Exercise brief: Search the records for the word "Random" and report each line that has it.

Dataset records:

☆ ☆ ☆

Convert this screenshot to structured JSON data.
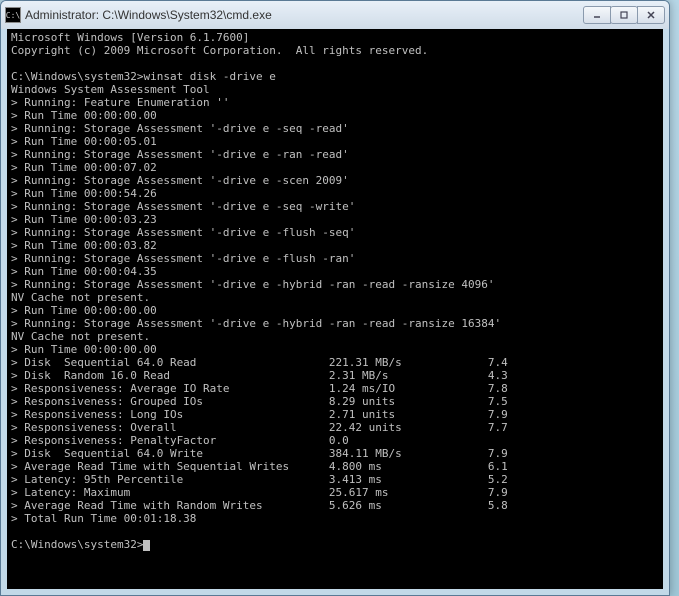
{
  "window": {
    "title": "Administrator: C:\\Windows\\System32\\cmd.exe",
    "icon_label": "C:\\"
  },
  "console": {
    "banner_line1": "Microsoft Windows [Version 6.1.7600]",
    "banner_line2": "Copyright (c) 2009 Microsoft Corporation.  All rights reserved.",
    "prompt_path": "C:\\Windows\\system32>",
    "command": "winsat disk -drive e",
    "tool_name": "Windows System Assessment Tool",
    "lines": [
      "> Running: Feature Enumeration ''",
      "> Run Time 00:00:00.00",
      "> Running: Storage Assessment '-drive e -seq -read'",
      "> Run Time 00:00:05.01",
      "> Running: Storage Assessment '-drive e -ran -read'",
      "> Run Time 00:00:07.02",
      "> Running: Storage Assessment '-drive e -scen 2009'",
      "> Run Time 00:00:54.26",
      "> Running: Storage Assessment '-drive e -seq -write'",
      "> Run Time 00:00:03.23",
      "> Running: Storage Assessment '-drive e -flush -seq'",
      "> Run Time 00:00:03.82",
      "> Running: Storage Assessment '-drive e -flush -ran'",
      "> Run Time 00:00:04.35",
      "> Running: Storage Assessment '-drive e -hybrid -ran -read -ransize 4096'",
      "NV Cache not present.",
      "> Run Time 00:00:00.00",
      "> Running: Storage Assessment '-drive e -hybrid -ran -read -ransize 16384'",
      "NV Cache not present.",
      "> Run Time 00:00:00.00"
    ],
    "results": [
      {
        "label": "> Disk  Sequential 64.0 Read",
        "value": "221.31 MB/s",
        "score": "7.4"
      },
      {
        "label": "> Disk  Random 16.0 Read",
        "value": "2.31 MB/s",
        "score": "4.3"
      },
      {
        "label": "> Responsiveness: Average IO Rate",
        "value": "1.24 ms/IO",
        "score": "7.8"
      },
      {
        "label": "> Responsiveness: Grouped IOs",
        "value": "8.29 units",
        "score": "7.5"
      },
      {
        "label": "> Responsiveness: Long IOs",
        "value": "2.71 units",
        "score": "7.9"
      },
      {
        "label": "> Responsiveness: Overall",
        "value": "22.42 units",
        "score": "7.7"
      },
      {
        "label": "> Responsiveness: PenaltyFactor",
        "value": "0.0",
        "score": ""
      },
      {
        "label": "> Disk  Sequential 64.0 Write",
        "value": "384.11 MB/s",
        "score": "7.9"
      },
      {
        "label": "> Average Read Time with Sequential Writes",
        "value": "4.800 ms",
        "score": "6.1"
      },
      {
        "label": "> Latency: 95th Percentile",
        "value": "3.413 ms",
        "score": "5.2"
      },
      {
        "label": "> Latency: Maximum",
        "value": "25.617 ms",
        "score": "7.9"
      },
      {
        "label": "> Average Read Time with Random Writes",
        "value": "5.626 ms",
        "score": "5.8"
      }
    ],
    "total_line": "> Total Run Time 00:01:18.38",
    "final_prompt": "C:\\Windows\\system32>"
  }
}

☆ ☆ ☆

Result for this task:
        "label": "> Disk  Random 16.0 Read",
        "label": "> Average Read Time with Random Writes",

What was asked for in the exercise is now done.